#### [GIVEN EXERCISE]
Each entry below should be written out exactly as it is, with no pictures.

Data excerpts
**********
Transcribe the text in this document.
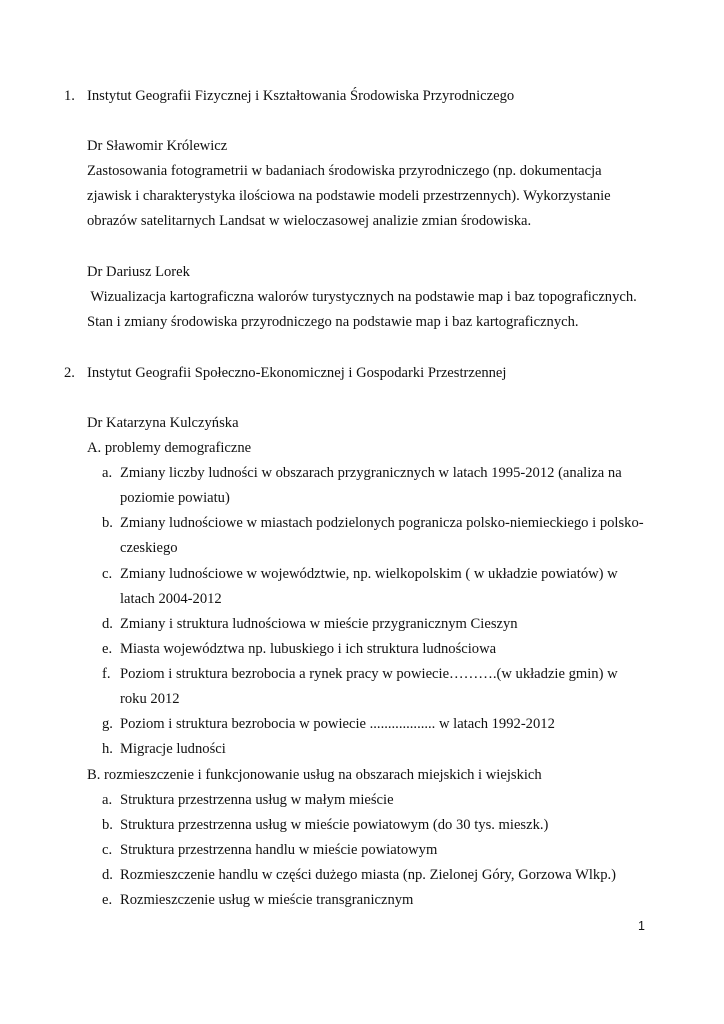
1. Instytut Geografii Fizycznej i Kształtowania Środowiska Przyrodniczego
Dr Sławomir Królewicz
Zastosowania fotogrametrii w badaniach środowiska przyrodniczego (np. dokumentacja
zjawisk i charakterystyka ilościowa na podstawie modeli przestrzennych). Wykorzystanie
obrazów satelitarnych Landsat w wieloczasowej analizie zmian środowiska.
Dr Dariusz Lorek
Wizualizacja kartograficzna walorów turystycznych na podstawie map i baz topograficznych.
Stan i zmiany środowiska przyrodniczego na podstawie map i baz kartograficznych.
2. Instytut Geografii Społeczno-Ekonomicznej i Gospodarki Przestrzennej
Dr Katarzyna Kulczyńska
A. problemy demograficzne
a. Zmiany liczby ludności w obszarach przygranicznych w latach 1995-2012 (analiza na
poziomie powiatu)
b. Zmiany ludnościowe w miastach podzielonych pogranicza polsko-niemieckiego i polsko-
czeskiego
c. Zmiany ludnościowe w województwie, np. wielkopolskim ( w układzie powiatów) w
latach 2004-2012
d. Zmiany i struktura ludnościowa w mieście przygranicznym Cieszyn
e. Miasta województwa np. lubuskiego i ich struktura ludnościowa
f. Poziom i struktura bezrobocia a rynek pracy w powiecie……….(w układzie gmin) w
roku 2012
g. Poziom i struktura bezrobocia w powiecie .................. w latach 1992-2012
h. Migracje ludności
B. rozmieszczenie i funkcjonowanie usług na obszarach miejskich i wiejskich
a. Struktura przestrzenna usług w małym mieście
b. Struktura przestrzenna usług w mieście powiatowym (do 30 tys. mieszk.)
c. Struktura przestrzenna handlu w mieście powiatowym
d. Rozmieszczenie handlu w części dużego miasta (np. Zielonej Góry, Gorzowa Wlkp.)
e. Rozmieszczenie usług w mieście transgranicznym
1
**********
#### [WRITTEN ANSWER]
Transcribe the text in this document.
1. Instytut Geografii Fizycznej i Kształtowania Środowiska Przyrodniczego
Dr Sławomir Królewicz
Zastosowania fotogrametrii w badaniach środowiska przyrodniczego (np. dokumentacja
zjawisk i charakterystyka ilościowa na podstawie modeli przestrzennych). Wykorzystanie
obrazów satelitarnych Landsat w wieloczasowej analizie zmian środowiska.
Dr Dariusz Lorek
Wizualizacja kartograficzna walorów turystycznych na podstawie map i baz topograficznych.
Stan i zmiany środowiska przyrodniczego na podstawie map i baz kartograficznych.
2. Instytut Geografii Społeczno-Ekonomicznej i Gospodarki Przestrzennej
Dr Katarzyna Kulczyńska
A. problemy demograficzne
a. Zmiany liczby ludności w obszarach przygranicznych w latach 1995-2012 (analiza na
poziomie powiatu)
b. Zmiany ludnościowe w miastach podzielonych pogranicza polsko-niemieckiego i polsko-
czeskiego
c. Zmiany ludnościowe w województwie, np. wielkopolskim ( w układzie powiatów) w
latach 2004-2012
d. Zmiany i struktura ludnościowa w mieście przygranicznym Cieszyn
e. Miasta województwa np. lubuskiego i ich struktura ludnościowa
f. Poziom i struktura bezrobocia a rynek pracy w powiecie……….(w układzie gmin) w
roku 2012
g. Poziom i struktura bezrobocia w powiecie .................. w latach 1992-2012
h. Migracje ludności
B. rozmieszczenie i funkcjonowanie usług na obszarach miejskich i wiejskich
a. Struktura przestrzenna usług w małym mieście
b. Struktura przestrzenna usług w mieście powiatowym (do 30 tys. mieszk.)
c. Struktura przestrzenna handlu w mieście powiatowym
d. Rozmieszczenie handlu w części dużego miasta (np. Zielonej Góry, Gorzowa Wlkp.)
e. Rozmieszczenie usług w mieście transgranicznym
1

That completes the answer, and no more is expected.